— START Given entries —

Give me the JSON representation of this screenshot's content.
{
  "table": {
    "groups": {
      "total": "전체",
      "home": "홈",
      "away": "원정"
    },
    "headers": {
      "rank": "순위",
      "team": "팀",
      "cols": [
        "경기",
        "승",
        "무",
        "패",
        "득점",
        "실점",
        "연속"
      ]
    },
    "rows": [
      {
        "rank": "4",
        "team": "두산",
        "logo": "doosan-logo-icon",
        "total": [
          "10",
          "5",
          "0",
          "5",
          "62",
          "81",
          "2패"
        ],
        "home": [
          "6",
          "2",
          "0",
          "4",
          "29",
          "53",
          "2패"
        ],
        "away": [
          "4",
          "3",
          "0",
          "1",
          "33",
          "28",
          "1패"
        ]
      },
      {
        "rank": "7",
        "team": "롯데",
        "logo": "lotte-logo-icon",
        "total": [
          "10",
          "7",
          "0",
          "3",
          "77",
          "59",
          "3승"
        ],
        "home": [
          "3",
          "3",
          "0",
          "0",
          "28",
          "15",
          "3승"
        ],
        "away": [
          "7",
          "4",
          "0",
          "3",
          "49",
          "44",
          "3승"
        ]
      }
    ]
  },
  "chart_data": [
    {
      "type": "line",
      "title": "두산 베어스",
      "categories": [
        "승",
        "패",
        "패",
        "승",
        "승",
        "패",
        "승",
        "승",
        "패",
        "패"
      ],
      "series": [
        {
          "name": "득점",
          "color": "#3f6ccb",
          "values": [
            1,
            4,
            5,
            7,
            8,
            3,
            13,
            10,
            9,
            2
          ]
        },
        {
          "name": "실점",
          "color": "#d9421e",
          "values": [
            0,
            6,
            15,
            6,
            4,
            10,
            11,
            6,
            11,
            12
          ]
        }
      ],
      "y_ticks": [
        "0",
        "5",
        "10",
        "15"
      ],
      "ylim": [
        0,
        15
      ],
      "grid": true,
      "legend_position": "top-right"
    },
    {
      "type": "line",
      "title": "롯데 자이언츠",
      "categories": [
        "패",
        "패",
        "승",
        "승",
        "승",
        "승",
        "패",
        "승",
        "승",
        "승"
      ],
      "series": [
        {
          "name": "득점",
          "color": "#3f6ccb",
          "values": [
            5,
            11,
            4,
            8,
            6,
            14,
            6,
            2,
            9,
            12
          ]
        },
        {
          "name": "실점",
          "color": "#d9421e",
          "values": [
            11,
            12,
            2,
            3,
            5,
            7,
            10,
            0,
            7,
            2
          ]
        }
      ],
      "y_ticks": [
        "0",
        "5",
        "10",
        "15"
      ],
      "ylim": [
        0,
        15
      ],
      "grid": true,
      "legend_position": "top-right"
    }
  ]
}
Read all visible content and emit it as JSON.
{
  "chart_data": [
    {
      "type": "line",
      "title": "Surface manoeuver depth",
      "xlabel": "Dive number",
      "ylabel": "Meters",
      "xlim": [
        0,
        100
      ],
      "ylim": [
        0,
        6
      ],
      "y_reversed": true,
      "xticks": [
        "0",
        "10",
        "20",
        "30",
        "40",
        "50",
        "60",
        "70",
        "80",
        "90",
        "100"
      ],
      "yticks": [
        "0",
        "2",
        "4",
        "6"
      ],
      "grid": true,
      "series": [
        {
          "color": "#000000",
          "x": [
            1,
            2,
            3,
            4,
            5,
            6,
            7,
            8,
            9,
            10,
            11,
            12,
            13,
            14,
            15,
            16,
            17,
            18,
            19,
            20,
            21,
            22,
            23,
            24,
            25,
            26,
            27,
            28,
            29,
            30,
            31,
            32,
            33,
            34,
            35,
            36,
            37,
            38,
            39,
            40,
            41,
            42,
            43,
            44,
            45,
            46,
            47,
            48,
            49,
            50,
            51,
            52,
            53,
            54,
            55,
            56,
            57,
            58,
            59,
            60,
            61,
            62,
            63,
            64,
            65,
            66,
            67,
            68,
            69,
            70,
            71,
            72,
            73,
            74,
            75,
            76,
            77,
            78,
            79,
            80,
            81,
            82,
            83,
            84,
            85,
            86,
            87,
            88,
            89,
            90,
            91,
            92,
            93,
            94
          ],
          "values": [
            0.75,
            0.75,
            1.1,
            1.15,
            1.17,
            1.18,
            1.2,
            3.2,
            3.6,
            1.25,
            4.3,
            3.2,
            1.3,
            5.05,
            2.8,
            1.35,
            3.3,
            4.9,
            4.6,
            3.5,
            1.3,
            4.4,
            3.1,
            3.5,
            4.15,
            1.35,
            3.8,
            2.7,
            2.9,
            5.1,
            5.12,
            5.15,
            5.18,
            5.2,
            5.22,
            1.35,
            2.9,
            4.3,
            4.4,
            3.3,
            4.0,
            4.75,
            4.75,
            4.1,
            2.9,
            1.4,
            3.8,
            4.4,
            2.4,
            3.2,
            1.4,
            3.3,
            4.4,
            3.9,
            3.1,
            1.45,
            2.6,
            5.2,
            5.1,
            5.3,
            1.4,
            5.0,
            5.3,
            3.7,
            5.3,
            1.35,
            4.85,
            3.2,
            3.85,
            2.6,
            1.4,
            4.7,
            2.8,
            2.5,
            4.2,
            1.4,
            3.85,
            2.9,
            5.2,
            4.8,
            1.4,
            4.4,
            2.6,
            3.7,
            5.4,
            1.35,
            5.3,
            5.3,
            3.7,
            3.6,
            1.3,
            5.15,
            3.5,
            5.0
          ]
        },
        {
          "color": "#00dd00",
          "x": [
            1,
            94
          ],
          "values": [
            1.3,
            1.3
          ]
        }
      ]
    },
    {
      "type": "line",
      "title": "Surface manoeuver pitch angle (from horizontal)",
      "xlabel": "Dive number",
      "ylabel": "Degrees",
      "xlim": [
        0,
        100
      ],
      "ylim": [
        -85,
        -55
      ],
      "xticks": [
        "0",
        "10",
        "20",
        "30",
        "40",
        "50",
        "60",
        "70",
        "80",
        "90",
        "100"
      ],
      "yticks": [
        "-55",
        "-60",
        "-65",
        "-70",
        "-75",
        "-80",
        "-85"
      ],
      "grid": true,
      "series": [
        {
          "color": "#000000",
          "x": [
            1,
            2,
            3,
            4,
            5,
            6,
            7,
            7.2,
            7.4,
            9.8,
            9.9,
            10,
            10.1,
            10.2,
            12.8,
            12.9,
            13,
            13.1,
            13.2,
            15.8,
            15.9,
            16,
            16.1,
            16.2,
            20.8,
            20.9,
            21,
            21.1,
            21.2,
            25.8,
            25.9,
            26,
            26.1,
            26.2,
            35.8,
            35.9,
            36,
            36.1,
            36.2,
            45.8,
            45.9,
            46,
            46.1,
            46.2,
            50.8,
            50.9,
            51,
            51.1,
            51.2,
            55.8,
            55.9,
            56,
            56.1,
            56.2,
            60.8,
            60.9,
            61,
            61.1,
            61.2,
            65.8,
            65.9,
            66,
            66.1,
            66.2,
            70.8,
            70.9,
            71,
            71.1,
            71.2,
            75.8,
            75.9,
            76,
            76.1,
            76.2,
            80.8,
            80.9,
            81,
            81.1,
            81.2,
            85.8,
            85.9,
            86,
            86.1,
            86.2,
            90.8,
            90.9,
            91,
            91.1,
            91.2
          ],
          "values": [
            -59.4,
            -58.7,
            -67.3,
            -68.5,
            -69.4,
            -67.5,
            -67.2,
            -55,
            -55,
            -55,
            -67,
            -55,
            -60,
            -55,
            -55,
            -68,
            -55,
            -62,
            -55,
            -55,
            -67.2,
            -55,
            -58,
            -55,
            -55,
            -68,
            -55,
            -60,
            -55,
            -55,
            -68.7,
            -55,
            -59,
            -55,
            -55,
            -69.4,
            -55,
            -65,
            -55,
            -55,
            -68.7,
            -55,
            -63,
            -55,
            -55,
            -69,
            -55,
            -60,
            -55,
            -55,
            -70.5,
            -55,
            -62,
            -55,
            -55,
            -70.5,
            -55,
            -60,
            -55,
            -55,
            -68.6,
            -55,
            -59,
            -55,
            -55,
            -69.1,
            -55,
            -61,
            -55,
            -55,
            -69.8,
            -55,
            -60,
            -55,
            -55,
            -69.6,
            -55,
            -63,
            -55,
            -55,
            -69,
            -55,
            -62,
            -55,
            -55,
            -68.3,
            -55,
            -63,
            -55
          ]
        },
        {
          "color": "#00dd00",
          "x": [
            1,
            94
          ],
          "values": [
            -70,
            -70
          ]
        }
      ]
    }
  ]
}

— END Given entries —

Check each line of the records above for the string "Surface", and report every line that has it.

      "title": "Surface manoeuver depth",
      "title": "Surface manoeuver pitch angle (from horizontal)",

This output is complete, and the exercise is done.